[Some records]
........
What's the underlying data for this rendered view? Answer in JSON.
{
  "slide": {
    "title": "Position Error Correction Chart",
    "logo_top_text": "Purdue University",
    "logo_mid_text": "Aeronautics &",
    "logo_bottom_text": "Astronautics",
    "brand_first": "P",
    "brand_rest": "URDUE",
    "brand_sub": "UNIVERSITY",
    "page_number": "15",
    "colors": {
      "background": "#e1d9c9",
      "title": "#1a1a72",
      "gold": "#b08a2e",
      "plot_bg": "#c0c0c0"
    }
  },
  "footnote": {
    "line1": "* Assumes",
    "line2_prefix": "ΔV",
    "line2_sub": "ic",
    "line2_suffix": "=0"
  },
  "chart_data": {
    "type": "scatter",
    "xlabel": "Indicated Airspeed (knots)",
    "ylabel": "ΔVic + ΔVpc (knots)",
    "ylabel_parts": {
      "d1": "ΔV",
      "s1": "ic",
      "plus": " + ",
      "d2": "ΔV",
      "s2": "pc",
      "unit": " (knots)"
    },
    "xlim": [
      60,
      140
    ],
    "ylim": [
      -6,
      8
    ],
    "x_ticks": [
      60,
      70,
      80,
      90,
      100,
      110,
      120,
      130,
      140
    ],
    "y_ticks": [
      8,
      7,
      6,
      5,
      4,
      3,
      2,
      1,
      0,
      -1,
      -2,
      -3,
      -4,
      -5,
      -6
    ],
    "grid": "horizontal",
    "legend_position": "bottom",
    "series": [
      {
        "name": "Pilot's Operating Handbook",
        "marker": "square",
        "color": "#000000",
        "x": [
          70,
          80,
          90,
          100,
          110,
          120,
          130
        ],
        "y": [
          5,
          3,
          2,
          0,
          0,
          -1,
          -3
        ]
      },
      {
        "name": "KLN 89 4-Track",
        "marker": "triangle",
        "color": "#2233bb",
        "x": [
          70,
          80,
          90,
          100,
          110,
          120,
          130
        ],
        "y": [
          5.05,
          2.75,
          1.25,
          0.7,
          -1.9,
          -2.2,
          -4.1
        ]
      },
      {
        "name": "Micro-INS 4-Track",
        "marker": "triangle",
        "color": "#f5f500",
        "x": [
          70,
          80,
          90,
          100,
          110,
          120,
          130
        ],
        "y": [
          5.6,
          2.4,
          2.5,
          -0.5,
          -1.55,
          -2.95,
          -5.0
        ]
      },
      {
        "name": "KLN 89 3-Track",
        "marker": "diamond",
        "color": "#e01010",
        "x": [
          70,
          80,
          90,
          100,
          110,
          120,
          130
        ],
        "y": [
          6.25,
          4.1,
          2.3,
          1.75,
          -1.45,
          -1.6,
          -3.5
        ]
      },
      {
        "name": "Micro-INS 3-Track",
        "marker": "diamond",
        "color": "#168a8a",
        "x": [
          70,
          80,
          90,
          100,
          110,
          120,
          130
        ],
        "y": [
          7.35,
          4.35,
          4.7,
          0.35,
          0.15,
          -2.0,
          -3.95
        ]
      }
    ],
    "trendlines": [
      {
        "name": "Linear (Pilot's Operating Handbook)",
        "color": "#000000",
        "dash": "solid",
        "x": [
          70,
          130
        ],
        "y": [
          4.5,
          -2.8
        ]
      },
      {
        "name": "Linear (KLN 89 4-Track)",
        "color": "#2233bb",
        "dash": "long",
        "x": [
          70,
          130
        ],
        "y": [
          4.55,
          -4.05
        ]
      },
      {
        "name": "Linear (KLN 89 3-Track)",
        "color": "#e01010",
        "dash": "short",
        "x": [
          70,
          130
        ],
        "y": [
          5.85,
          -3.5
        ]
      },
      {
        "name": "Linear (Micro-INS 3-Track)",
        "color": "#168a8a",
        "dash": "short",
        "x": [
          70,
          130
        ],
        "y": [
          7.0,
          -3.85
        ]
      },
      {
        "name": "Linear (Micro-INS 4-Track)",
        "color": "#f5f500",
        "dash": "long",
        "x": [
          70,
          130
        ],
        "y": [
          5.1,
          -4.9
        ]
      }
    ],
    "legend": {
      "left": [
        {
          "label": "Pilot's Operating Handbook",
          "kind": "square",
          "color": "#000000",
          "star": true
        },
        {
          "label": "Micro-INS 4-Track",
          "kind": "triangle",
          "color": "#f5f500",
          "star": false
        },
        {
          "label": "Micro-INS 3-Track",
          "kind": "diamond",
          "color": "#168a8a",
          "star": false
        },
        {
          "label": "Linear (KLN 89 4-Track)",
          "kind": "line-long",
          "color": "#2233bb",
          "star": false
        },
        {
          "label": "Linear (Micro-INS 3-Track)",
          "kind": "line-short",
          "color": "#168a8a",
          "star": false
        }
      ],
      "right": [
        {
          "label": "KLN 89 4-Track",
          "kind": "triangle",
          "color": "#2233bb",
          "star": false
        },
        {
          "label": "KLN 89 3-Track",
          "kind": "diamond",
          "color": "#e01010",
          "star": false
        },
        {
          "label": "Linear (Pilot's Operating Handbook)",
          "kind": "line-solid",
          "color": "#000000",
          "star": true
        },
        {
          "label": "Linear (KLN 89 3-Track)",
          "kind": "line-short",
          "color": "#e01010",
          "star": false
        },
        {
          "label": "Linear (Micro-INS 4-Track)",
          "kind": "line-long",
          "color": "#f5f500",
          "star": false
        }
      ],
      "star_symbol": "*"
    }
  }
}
........
Report how many lines in the data include the word "title", and give nothing but the count.

2